• [DATASET EXTRACT]:
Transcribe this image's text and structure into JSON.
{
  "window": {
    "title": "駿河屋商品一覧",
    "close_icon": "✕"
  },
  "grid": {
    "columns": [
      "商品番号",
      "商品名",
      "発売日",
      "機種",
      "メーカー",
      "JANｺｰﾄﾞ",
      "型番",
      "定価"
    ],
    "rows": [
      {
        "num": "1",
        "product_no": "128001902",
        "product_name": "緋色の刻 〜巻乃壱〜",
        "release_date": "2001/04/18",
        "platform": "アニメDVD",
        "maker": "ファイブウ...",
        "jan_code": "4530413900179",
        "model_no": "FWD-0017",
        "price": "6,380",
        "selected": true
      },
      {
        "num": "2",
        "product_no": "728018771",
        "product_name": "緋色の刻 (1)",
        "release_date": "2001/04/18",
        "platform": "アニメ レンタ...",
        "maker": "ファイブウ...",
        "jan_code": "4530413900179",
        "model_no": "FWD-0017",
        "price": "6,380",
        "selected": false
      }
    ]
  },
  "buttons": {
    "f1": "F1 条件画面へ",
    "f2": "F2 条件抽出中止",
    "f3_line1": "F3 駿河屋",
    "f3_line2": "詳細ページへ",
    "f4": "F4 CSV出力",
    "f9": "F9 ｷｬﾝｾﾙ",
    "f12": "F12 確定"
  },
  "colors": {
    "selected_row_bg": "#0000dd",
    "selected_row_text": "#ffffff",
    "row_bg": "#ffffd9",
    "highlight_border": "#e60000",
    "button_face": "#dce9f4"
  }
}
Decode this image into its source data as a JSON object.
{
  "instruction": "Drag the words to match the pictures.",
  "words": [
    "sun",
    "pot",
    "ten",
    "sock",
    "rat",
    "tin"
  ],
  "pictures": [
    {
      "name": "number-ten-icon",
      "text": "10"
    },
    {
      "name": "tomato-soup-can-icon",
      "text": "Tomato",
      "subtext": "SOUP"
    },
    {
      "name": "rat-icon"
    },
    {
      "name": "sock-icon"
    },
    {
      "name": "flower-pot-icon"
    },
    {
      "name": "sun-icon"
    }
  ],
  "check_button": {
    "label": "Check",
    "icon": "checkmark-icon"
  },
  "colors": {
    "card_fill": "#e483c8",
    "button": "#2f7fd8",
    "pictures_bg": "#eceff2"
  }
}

• [TASK STATEMENT]: Reproduce each line holding the word "words".

• [SOLUTION]:
  "instruction": "Drag the words to match the pictures.",
  "words": [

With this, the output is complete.